━━━━━ GIVEN PASSAGE ━━━━━

All amounts in this Agreement are in United States dollars.
7. Authorized Agent
Athlete designates ___________________ (Name of Athlete’s Agent) as his
authorized agent for all purposes under this Agreement. All notices of submissions to be made
or delivered by AEM to Athlete pursuant to this Agreement shall be delivered to agent at
__________________________________________________________
(address of Agent)
free of all charges such as, for example, shipping charges and customs charges. If any such
charges are paid by
Athlete or by his authorized Agent, AEM agrees to make prompt
reimbursement.
8. Default
A.
If either party at any time during the Contract Period shall: (i) fail to make any
payment or any sum of money specified in this Agreement to be made; or (ii) fails to
observe or perform any of the covenants, agreements or obligations under this
Agreement (other than the payment of money), the non-defaulting party may terminate
this Agreement as follows: as to clause (i) above, if such payment is not made within
______
(number) days after the defaulting party shall have received written notice of
such failure to make payment; or as to clause (ii) above, if such default is not cured
within ______
(number) days after the defaulting party shall have received written notice
specifying in reasonable detail the nature of such default. In order to be a sufficient
notice, any such written notice shall specify in detail each item of default and shall
specify the provision of this Agreement which applies to each item of default, and shall
specify in detail the action the defaulting party is required to take in order to cure each
item of default. The termination rights set forth in this section shall not constitute the
exclusive remedy of the non-defaulting party under this Agreement, however, and if
default is made by either party under this Agreement, the other party may resort to such
other remedies as such party would have been entitled to if this Section had been
omitted from this Agreement, subject to the terms of this Agreement. Termination under
the provision of this Section shall be without prejudice to any rights or claims which the
terminating party may otherwise have against the defaulting party, and if
AEM is the
defaulting party,
AEM shall be responsible for any and all payments due under the terms
of this Agreement in addition to other liabilities set forth above.
B. If AEM shall become bankrupt or insolvent, or if AEM 's business shall be placed
in the hands of a receiver, assignee or trustee, whether by voluntary act of
AEM or
otherwise, the Contract Period shall, at the election of
Athlete , immediately terminate.
9. Termination for Cause
Athlete may terminate this Agreement for cause as follows:
A. _________________________ (Name of Professional Sports League or
Organization)’s
Prohibition . If during the term of this Agreement, _________________
_________________
(Name of Professional Sports League or Organization) or any
other authorized group of ___________________________
(Name of Professional
Sports League or Organization)
mandates against Athlete from fulfilling his
responsibilities pursuant to this Agreement,
Athlete will be permitted to terminate this
Agreement for cause and have no monetary obligations to
AEM going forward.
B. Conduct Unbecoming . To the extent AEM engages in any conduct or activity
that sheds a negative or disparaging light on
AEM or Athlete , then Athlete may terminate
this Agreement for cause.

━━━━━ RECORD SET ━━━━━

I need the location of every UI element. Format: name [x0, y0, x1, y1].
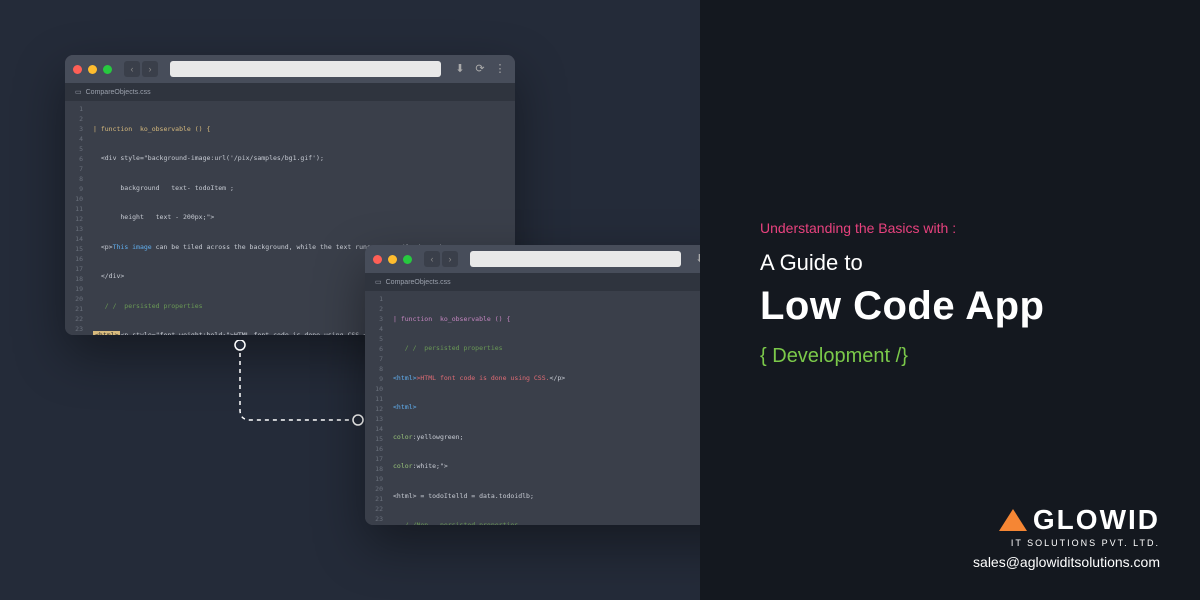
file-tab[interactable]: CompareObjects.css [86, 89, 151, 96]
brand-triangle-icon [999, 509, 1027, 531]
file-icon: ▭ [75, 88, 82, 96]
maximize-dot-icon[interactable] [403, 255, 412, 264]
minimize-dot-icon[interactable] [388, 255, 397, 264]
forward-button[interactable]: › [142, 61, 158, 77]
tab-bar-2: ▭ CompareObjects.css [365, 273, 755, 291]
left-panel: ‹ › ⬇ ⟳ ⋮ ▭ CompareObjects.css 123456789… [0, 0, 700, 600]
right-panel: Understanding the Basics with : A Guide … [700, 0, 1200, 600]
minimize-dot-icon[interactable] [88, 65, 97, 74]
back-button[interactable]: ‹ [124, 61, 140, 77]
development-line: { Development /} [760, 345, 1160, 368]
file-tab[interactable]: CompareObjects.css [386, 279, 451, 286]
nav-arrows: ‹ › [124, 61, 158, 77]
tab-bar-1: ▭ CompareObjects.css [65, 83, 515, 101]
tagline: Understanding the Basics with : [760, 220, 1160, 236]
brand-subtitle: IT SOLUTIONS PVT. LTD. [973, 538, 1160, 548]
brand-email: sales@aglowiditsolutions.com [973, 554, 1160, 570]
forward-button[interactable]: › [442, 251, 458, 267]
gutter-2: 1234567891011121314151617181920212223 [365, 291, 387, 525]
titlebar-1: ‹ › ⬇ ⟳ ⋮ [65, 55, 515, 83]
brand-logo: GLOWID [973, 504, 1160, 536]
main-title: Low Code App [760, 284, 1160, 329]
close-dot-icon[interactable] [73, 65, 82, 74]
menu-icon[interactable]: ⋮ [493, 62, 507, 76]
titlebar-2: ‹ › ⬇ ⟳ ⋮ [365, 245, 755, 273]
maximize-dot-icon[interactable] [103, 65, 112, 74]
code-body-2: 1234567891011121314151617181920212223 | … [365, 291, 755, 525]
code-window-2: ‹ › ⬇ ⟳ ⋮ ▭ CompareObjects.css 123456789… [365, 245, 755, 525]
guide-to: A Guide to [760, 250, 1160, 276]
gutter-1: 1234567891011121314151617181920212223 [65, 101, 87, 335]
nav-arrows: ‹ › [424, 251, 458, 267]
connector-line [230, 340, 370, 430]
url-bar[interactable] [470, 251, 681, 267]
brand-name: GLOWID [1033, 504, 1160, 536]
refresh-icon[interactable]: ⟳ [473, 62, 487, 76]
brand-block: GLOWID IT SOLUTIONS PVT. LTD. sales@aglo… [973, 504, 1160, 570]
back-button[interactable]: ‹ [424, 251, 440, 267]
url-bar[interactable] [170, 61, 441, 77]
download-icon[interactable]: ⬇ [453, 62, 467, 76]
close-dot-icon[interactable] [373, 255, 382, 264]
file-icon: ▭ [375, 278, 382, 286]
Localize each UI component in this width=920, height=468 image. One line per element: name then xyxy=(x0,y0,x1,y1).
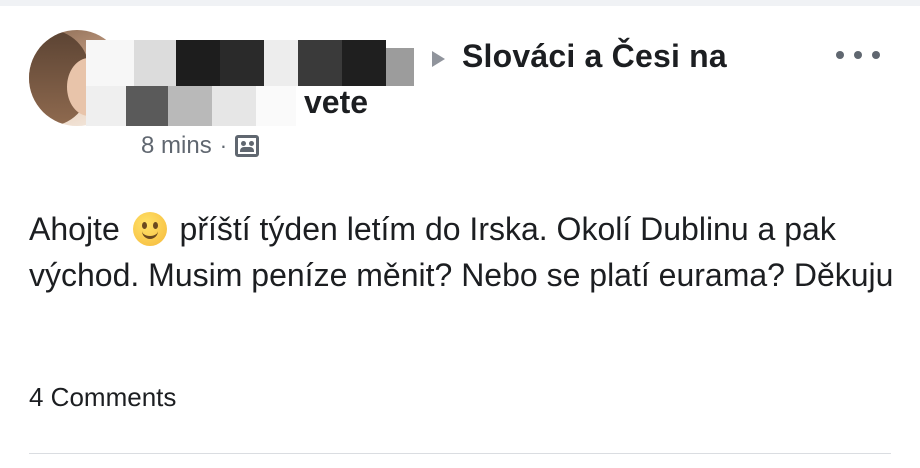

━━━━━

WHAT THIS EXERCISE ASKS:
**1.** Answer these questions from the athlete agreement:
(a) In what currency are all amounts in the agreement stated?
(b) If the Athlete or his authorized agent pays shipping or customs charges, what does AEM agree to do?
(c) Under "Conduct Unbecoming," what conduct by AEM allows the Athlete to terminate the agreement for cause?
**2.** Pick up the athlete agreement after its final clause and write the next part.

RESULTS FOR EACH TASK:
**1.**
(a) United States dollars.
(b) AEM agrees to reimburse those charges promptly.
(c) Any conduct or activity by AEM that sheds a negative or disparaging light on AEM or the Athlete.

**2.**
10. Representation
AEM represents and warrants that its business is in good standing and not currently in
violation of any federal, state, or local laws, regulations, rules or ordinances.
11.Confidentiality
AEM agrees that compensation paid to Athlete is private, confidential, and a trade
secret.
AEM also agrees that violation of such confidentiality is hard to determine and AEM also
agrees to $___________ as liquidated damages should
AEM violate Athlete 's confidentiality.
12. Use of Athlete’s Identification after Termination
From and after the termination of the Contract Period, all of the rights of AEM to the use
of the
Athlete’s Identification shall cease absolutely and AEM shall not subsequently use or refer
to the
Athlete’s Identification in advertising or promotion in any manner whatsoever. It is further
agreed that following termination of the Contract Period,
AEM shall not advertise, promote,
distribute or sell any item whatsoever in connection with the use of any name, figure, design,
logo, trademark or trade name similar to or suggestive of the
Athlete’s Identification.
13. Trademarks
AEM agrees that it shall not file, during or after the Contract Period, any application for
trademark registration or otherwise obtain or attempt to obtain ownership of any trademark or
trade name within the Contract Territory or in any other country of the world which consists of
the
Athlete’s Identification or any mark, design or logo intended to make reference to Athlete . If,
prior to commencement of the Contract Period,
AEM has filed one or more applications for
registration of any such trademark, or otherwise has obtained any rights to such trademark,
AEM agrees to cause such applications and trademarks to be assigned and transferred to
Athlete as soon as possible.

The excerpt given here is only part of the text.